* [GIVEN DATA]:
* BEGIN *
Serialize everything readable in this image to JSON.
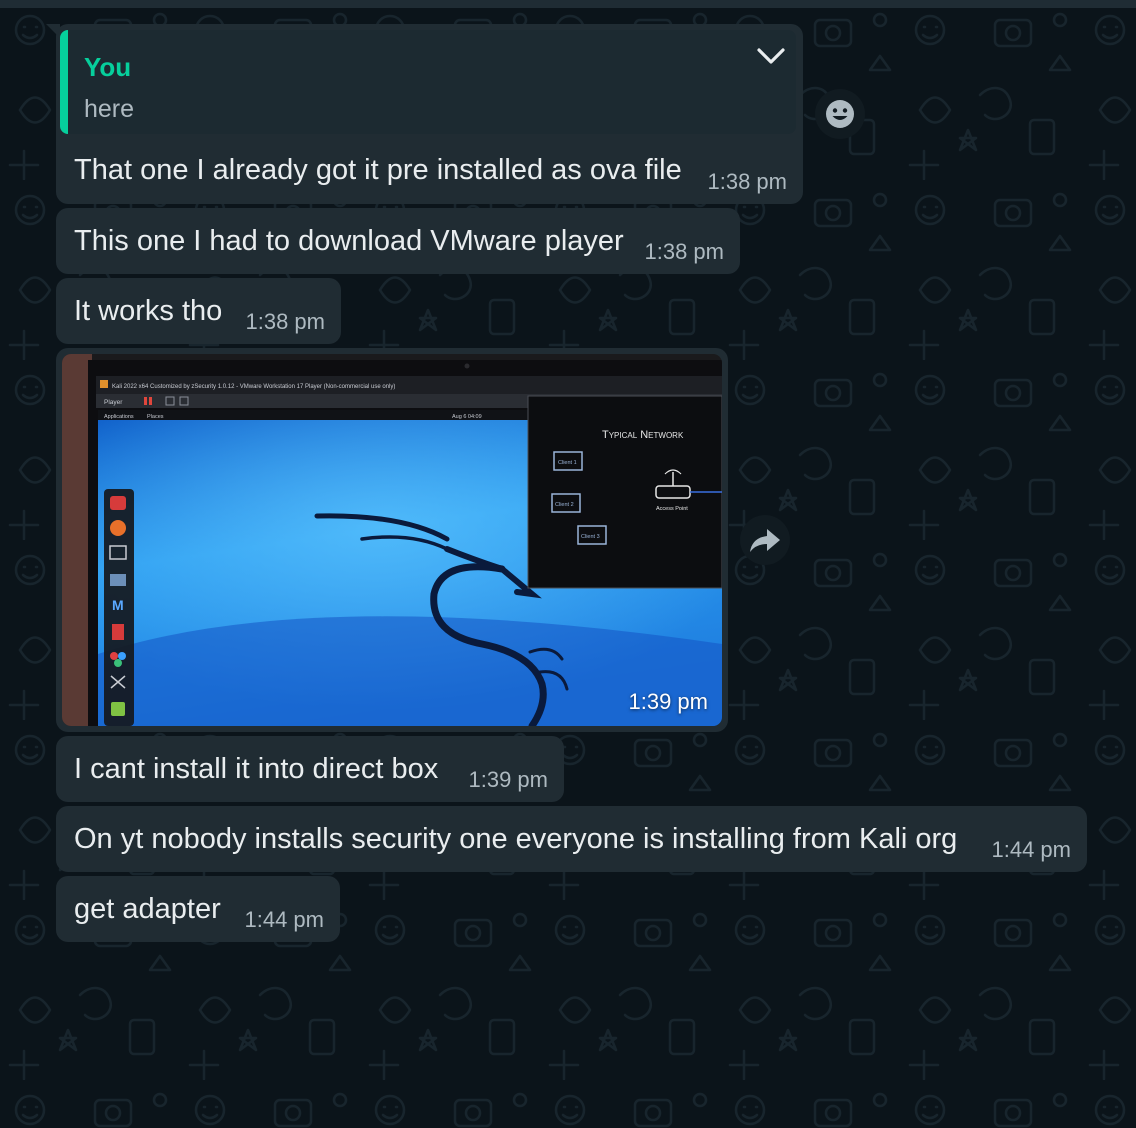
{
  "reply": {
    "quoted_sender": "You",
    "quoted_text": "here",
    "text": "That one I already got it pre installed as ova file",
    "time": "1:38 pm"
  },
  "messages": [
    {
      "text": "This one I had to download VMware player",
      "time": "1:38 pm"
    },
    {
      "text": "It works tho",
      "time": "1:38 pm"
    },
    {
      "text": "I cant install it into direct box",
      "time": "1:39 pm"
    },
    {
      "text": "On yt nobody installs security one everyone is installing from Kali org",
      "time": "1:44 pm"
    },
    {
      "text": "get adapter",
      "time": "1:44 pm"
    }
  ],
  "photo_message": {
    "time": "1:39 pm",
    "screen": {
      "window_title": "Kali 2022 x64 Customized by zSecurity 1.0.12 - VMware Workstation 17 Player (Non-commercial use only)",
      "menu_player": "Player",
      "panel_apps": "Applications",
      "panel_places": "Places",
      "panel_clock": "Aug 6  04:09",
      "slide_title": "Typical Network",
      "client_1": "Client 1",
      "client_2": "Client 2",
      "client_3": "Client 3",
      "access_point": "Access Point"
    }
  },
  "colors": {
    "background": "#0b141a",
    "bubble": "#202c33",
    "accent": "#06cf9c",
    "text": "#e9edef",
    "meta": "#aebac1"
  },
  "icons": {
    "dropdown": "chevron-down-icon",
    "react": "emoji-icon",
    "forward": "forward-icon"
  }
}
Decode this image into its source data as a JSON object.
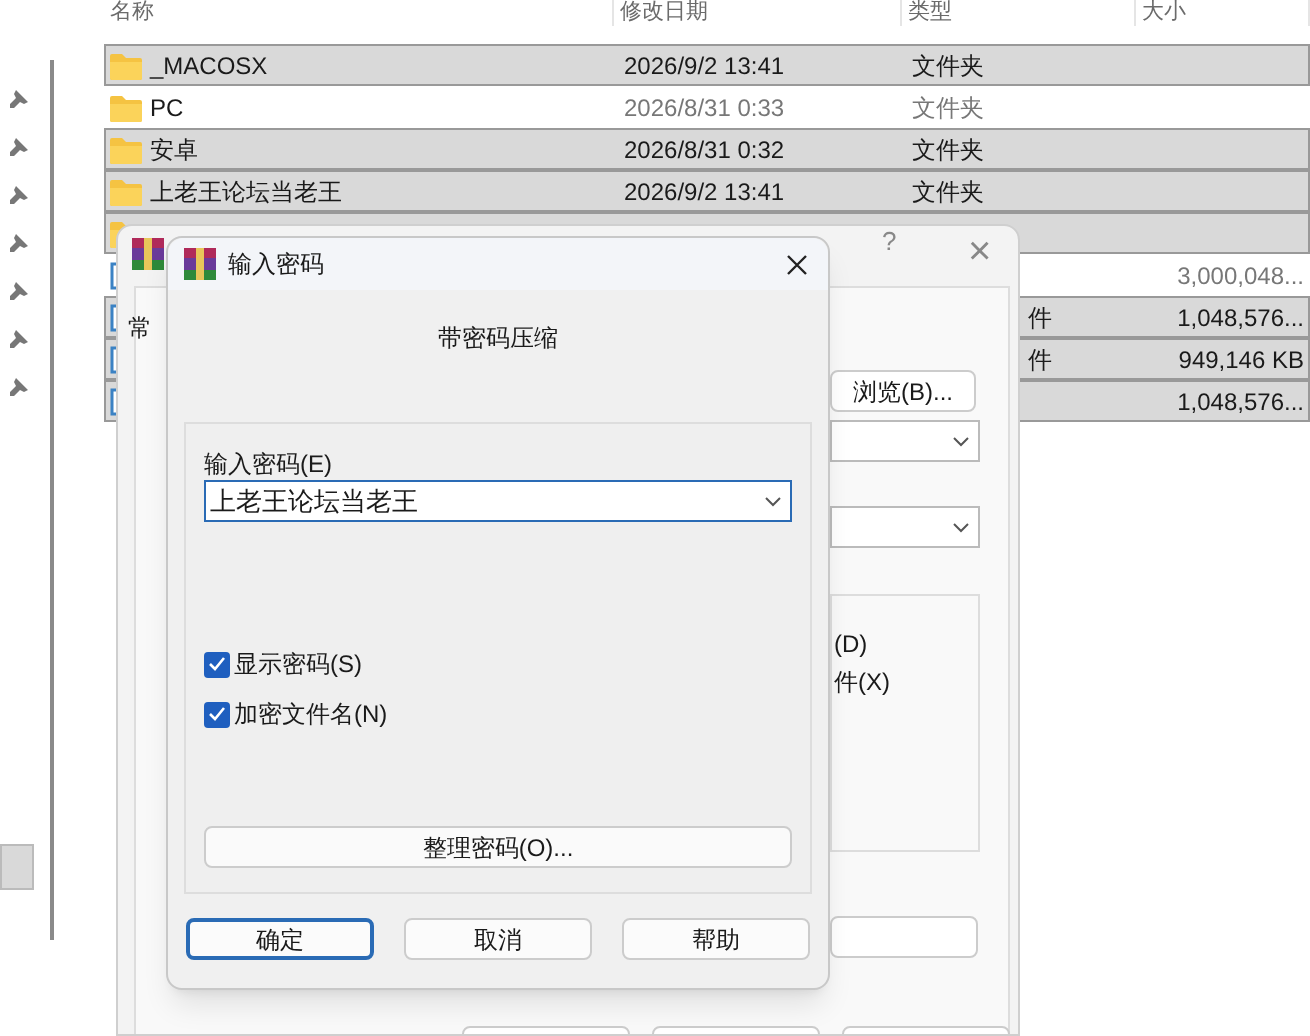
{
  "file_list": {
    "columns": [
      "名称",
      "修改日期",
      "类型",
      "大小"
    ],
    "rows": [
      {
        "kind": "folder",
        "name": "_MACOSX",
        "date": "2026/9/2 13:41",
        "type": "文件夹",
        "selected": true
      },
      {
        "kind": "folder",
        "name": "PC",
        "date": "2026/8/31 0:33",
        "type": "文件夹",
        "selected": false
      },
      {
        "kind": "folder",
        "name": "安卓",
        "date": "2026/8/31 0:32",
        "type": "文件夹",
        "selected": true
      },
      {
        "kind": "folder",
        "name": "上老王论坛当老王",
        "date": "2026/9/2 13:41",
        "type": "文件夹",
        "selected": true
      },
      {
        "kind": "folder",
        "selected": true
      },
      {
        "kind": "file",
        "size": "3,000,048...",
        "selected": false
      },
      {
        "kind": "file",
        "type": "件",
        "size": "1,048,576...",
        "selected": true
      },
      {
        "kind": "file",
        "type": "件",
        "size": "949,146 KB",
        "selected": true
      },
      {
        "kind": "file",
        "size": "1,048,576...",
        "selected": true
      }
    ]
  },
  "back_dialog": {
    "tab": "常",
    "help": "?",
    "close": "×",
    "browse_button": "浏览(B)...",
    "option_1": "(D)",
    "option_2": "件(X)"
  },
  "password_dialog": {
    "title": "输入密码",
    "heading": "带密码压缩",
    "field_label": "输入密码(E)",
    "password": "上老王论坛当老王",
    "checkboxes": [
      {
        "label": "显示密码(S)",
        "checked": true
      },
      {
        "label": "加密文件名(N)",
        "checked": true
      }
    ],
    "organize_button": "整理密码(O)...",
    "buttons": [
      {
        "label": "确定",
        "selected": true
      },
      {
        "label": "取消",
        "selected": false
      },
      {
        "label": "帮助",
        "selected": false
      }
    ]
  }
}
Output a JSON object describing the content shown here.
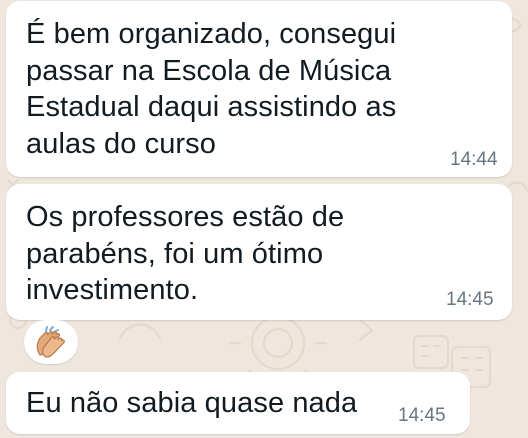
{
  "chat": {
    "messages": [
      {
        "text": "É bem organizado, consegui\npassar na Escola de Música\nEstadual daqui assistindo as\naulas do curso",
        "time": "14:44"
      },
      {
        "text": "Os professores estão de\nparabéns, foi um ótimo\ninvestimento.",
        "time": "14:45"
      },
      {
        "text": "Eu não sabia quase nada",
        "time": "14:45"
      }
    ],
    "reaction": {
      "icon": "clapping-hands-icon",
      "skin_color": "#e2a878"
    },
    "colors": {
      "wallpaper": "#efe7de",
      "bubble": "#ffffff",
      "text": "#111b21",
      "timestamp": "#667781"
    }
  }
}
* END *
* [STATED PROBLEM]: Transcribe the material exactly, keeping every word and none of the pictures.

* [IN RESPONSE]:
Serialize everything readable in this image to JSON.
{
  "reply": {
    "quoted_sender": "You",
    "quoted_text": "here",
    "text": "That one I already got it pre installed as ova file",
    "time": "1:38 pm"
  },
  "messages": [
    {
      "text": "This one I had to download VMware player",
      "time": "1:38 pm"
    },
    {
      "text": "It works tho",
      "time": "1:38 pm"
    },
    {
      "text": "I cant install it into direct box",
      "time": "1:39 pm"
    },
    {
      "text": "On yt nobody installs security one everyone is installing from Kali org",
      "time": "1:44 pm"
    },
    {
      "text": "get adapter",
      "time": "1:44 pm"
    }
  ],
  "photo_message": {
    "time": "1:39 pm",
    "screen": {
      "window_title": "Kali 2022 x64 Customized by zSecurity 1.0.12 - VMware Workstation 17 Player (Non-commercial use only)",
      "menu_player": "Player",
      "panel_apps": "Applications",
      "panel_places": "Places",
      "panel_clock": "Aug 6  04:09",
      "slide_title": "Typical Network",
      "client_1": "Client 1",
      "client_2": "Client 2",
      "client_3": "Client 3",
      "access_point": "Access Point"
    }
  },
  "colors": {
    "background": "#0b141a",
    "bubble": "#202c33",
    "accent": "#06cf9c",
    "text": "#e9edef",
    "meta": "#aebac1"
  },
  "icons": {
    "dropdown": "chevron-down-icon",
    "react": "emoji-icon",
    "forward": "forward-icon"
  }
}
Decode this image into its source data as a JSON object.
{
  "file_list": {
    "columns": [
      "名称",
      "修改日期",
      "类型",
      "大小"
    ],
    "rows": [
      {
        "kind": "folder",
        "name": "_MACOSX",
        "date": "2026/9/2 13:41",
        "type": "文件夹",
        "selected": true
      },
      {
        "kind": "folder",
        "name": "PC",
        "date": "2026/8/31 0:33",
        "type": "文件夹",
        "selected": false
      },
      {
        "kind": "folder",
        "name": "安卓",
        "date": "2026/8/31 0:32",
        "type": "文件夹",
        "selected": true
      },
      {
        "kind": "folder",
        "name": "上老王论坛当老王",
        "date": "2026/9/2 13:41",
        "type": "文件夹",
        "selected": true
      },
      {
        "kind": "folder",
        "selected": true
      },
      {
        "kind": "file",
        "size": "3,000,048...",
        "selected": false
      },
      {
        "kind": "file",
        "type": "件",
        "size": "1,048,576...",
        "selected": true
      },
      {
        "kind": "file",
        "type": "件",
        "size": "949,146 KB",
        "selected": true
      },
      {
        "kind": "file",
        "size": "1,048,576...",
        "selected": true
      }
    ]
  },
  "back_dialog": {
    "tab": "常",
    "help": "?",
    "close": "×",
    "browse_button": "浏览(B)...",
    "option_1": "(D)",
    "option_2": "件(X)"
  },
  "password_dialog": {
    "title": "输入密码",
    "heading": "带密码压缩",
    "field_label": "输入密码(E)",
    "password": "上老王论坛当老王",
    "checkboxes": [
      {
        "label": "显示密码(S)",
        "checked": true
      },
      {
        "label": "加密文件名(N)",
        "checked": true
      }
    ],
    "organize_button": "整理密码(O)...",
    "buttons": [
      {
        "label": "确定",
        "selected": true
      },
      {
        "label": "取消",
        "selected": false
      },
      {
        "label": "帮助",
        "selected": false
      }
    ]
  }
}
Output a JSON object describing the content shown here.
{
  "chat": {
    "messages": [
      {
        "text": "É bem organizado, consegui\npassar na Escola de Música\nEstadual daqui assistindo as\naulas do curso",
        "time": "14:44"
      },
      {
        "text": "Os professores estão de\nparabéns, foi um ótimo\ninvestimento.",
        "time": "14:45"
      },
      {
        "text": "Eu não sabia quase nada",
        "time": "14:45"
      }
    ],
    "reaction": {
      "icon": "clapping-hands-icon",
      "skin_color": "#e2a878"
    },
    "colors": {
      "wallpaper": "#efe7de",
      "bubble": "#ffffff",
      "text": "#111b21",
      "timestamp": "#667781"
    }
  }
}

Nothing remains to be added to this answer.